--- EXERCISE AIM ---
Return the passage from the Irish Times piece on the Tory Island priest verbatim, starting at "As the film, depicting" and ending at "carried the gifts.".

--- SOURCE ---
The depths of his aspirations and dreams were known only by God. But he remained loyal to the end, and the God of all might surely guided him safely home.
From the Irish Times, Saturday 8 March 2008 (reprinted with permission)
Turbulent priest who saved Tory Island
One of the many lasting images of Fr. Diarmuid Ó Péicín is when last year, old and frail, he attended the Dublin premiere of the film about his island exploits, called Fear na nOileán. The award-winning film, subsequently broadcast on TG4, was made by Frenchman Loic Jourdain and his partner Anne Marie Nic Ruaidhri, a native of Tory Island, Co Donegal, where the priest served controversially, but ultimately successfully, in the early 1980s. When Anne Marie visited him in Dublin five years ago to moot the idea for the film his response was, “You took your time”. Fr, Ó Péicín knew his standing in the world.
As the film, depicting how he spearheaded the campaign to save the island, rolled, the couple's then three-year-old daughter Kilda was happily running up and down the aisle. This was a double satisfaction and validation for the priest because not only was he being honoured in his lifetime but through Kilda he could see that he had preserved Tory for another generation, at a time when it could so easily have been stripped of its people. It was fitting therefore that at his funeral yesterday Anne Marie was invited to do one of the requiem Mass readings in the Jesuit church in Milltown while Kilda, now 4, carried the gifts.

--- DATA BLOCK ---
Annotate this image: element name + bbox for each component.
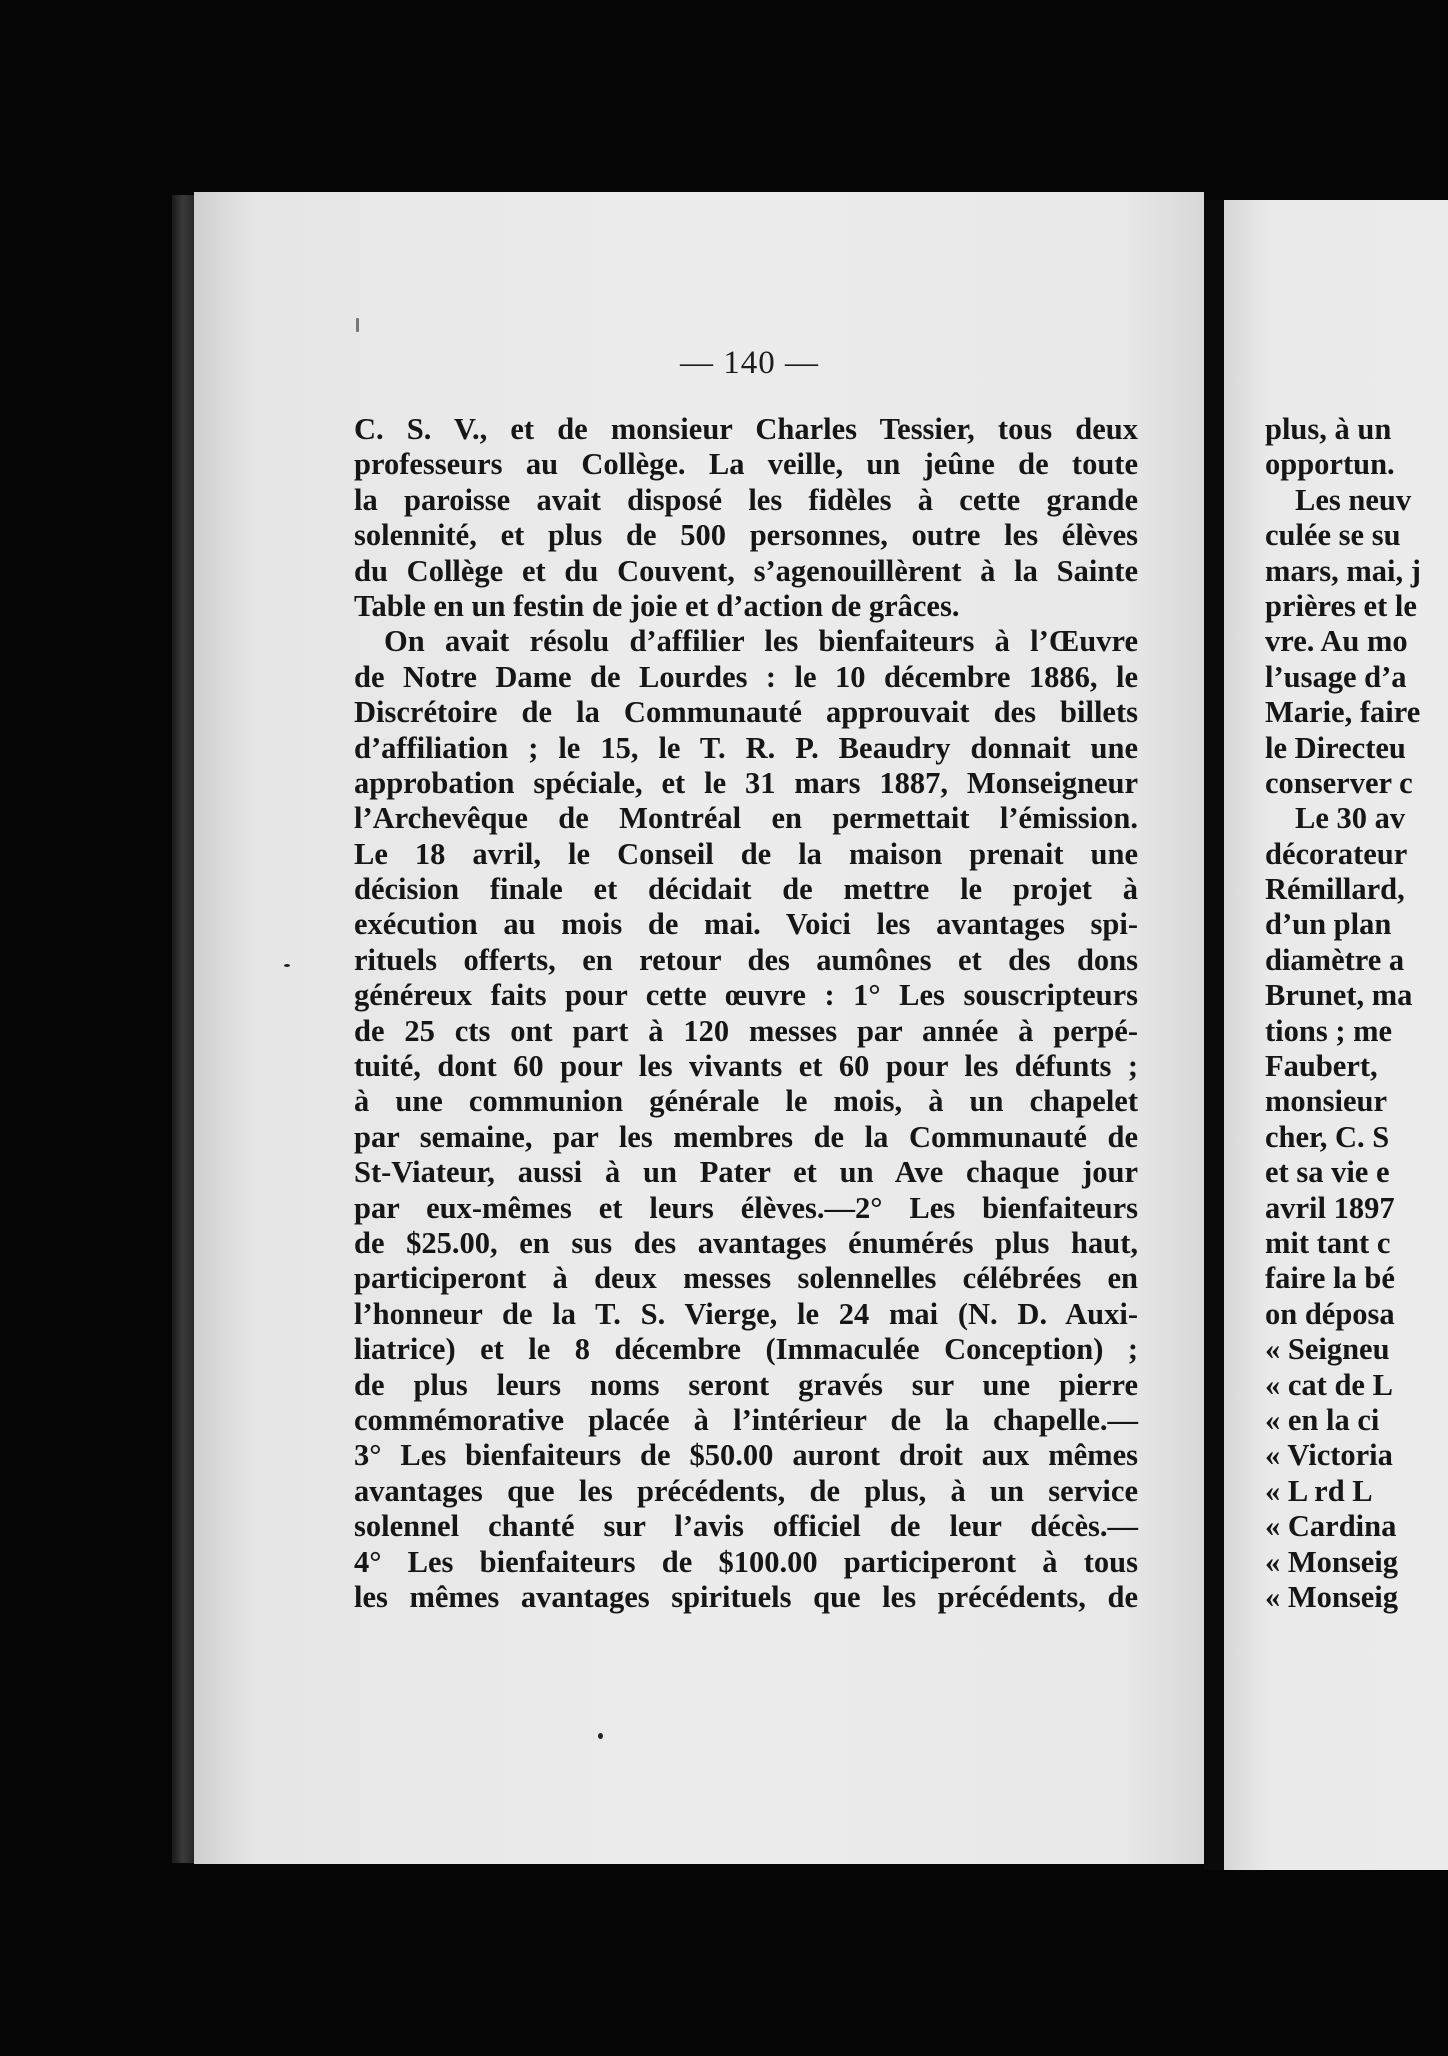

--- CORRECT RESPONSE ---
As the film, depicting how he spearheaded the campaign to save the island, rolled, the couple's then three-year-old daughter Kilda was happily running up and down the aisle. This was a double satisfaction and validation for the priest because not only was he being honoured in his lifetime but through Kilda he could see that he had preserved Tory for another generation, at a time when it could so easily have been stripped of its people. It was fitting therefore that at his funeral yesterday Anne Marie was invited to do one of the requiem Mass readings in the Jesuit church in Milltown while Kilda, now 4, carried the gifts.